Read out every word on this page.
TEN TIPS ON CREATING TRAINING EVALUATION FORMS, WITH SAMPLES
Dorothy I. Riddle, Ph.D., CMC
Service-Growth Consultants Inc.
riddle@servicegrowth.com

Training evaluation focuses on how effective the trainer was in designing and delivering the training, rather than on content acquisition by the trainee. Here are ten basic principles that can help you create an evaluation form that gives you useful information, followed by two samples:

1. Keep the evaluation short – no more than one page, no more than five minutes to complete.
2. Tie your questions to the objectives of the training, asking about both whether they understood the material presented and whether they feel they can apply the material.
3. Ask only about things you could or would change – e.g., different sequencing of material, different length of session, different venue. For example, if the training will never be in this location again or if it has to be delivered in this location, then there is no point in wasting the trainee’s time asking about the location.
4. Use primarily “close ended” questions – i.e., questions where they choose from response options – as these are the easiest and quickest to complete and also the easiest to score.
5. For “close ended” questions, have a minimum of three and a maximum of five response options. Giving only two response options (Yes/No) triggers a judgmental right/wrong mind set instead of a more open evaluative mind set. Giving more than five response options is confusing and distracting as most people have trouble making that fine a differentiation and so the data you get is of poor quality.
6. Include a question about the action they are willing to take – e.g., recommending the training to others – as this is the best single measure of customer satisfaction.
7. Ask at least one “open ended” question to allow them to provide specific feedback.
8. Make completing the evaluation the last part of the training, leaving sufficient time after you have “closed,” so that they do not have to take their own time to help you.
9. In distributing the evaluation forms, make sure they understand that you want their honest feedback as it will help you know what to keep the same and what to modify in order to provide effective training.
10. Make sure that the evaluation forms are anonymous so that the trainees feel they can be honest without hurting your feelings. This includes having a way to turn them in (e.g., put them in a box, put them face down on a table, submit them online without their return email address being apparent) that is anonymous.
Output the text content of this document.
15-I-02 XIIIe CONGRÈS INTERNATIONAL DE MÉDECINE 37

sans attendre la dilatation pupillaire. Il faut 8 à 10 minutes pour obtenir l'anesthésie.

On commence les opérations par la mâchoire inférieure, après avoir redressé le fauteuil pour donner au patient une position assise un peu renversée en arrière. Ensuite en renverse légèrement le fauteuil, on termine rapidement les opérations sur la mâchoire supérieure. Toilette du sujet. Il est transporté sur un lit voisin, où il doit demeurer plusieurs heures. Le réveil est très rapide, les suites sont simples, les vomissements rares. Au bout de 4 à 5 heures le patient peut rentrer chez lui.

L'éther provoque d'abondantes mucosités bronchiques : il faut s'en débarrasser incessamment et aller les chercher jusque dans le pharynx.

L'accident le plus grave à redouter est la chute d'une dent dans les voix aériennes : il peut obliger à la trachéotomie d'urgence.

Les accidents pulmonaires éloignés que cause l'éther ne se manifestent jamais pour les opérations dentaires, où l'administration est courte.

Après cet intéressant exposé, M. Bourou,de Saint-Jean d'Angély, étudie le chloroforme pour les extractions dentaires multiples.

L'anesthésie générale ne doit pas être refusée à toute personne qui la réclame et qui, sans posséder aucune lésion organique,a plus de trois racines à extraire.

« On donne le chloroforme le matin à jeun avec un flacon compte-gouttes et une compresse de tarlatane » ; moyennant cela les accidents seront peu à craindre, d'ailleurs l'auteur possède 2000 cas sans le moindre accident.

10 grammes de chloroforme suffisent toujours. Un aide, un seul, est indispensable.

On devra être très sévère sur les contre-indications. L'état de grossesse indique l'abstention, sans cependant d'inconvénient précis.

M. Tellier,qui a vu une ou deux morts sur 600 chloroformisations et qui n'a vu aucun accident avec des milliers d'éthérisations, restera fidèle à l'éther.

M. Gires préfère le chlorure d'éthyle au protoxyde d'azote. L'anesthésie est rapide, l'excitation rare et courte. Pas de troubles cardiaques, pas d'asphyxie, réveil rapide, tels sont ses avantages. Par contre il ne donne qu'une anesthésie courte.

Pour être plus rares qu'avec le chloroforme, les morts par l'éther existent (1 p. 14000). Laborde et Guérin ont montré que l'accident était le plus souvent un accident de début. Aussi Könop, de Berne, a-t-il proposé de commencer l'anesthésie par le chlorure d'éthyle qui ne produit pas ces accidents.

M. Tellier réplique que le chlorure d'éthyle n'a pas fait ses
□ □ □ □
◆ **TASK TO COMPLETE**
Collect each line above holding the string "courte".

◆ **FINISHED ANSWER**
Les accidents pulmonaires éloignés que cause l'éther ne se manifestent jamais pour les opérations dentaires, où l'administration est courte.
M. Gires préfère le chlorure d'éthyle au protoxyde d'azote. L'anesthésie est rapide, l'excitation rare et courte. Pas de troubles cardiaques, pas d'asphyxie, réveil rapide, tels sont ses avantages. Par contre il ne donne qu'une anesthésie courte.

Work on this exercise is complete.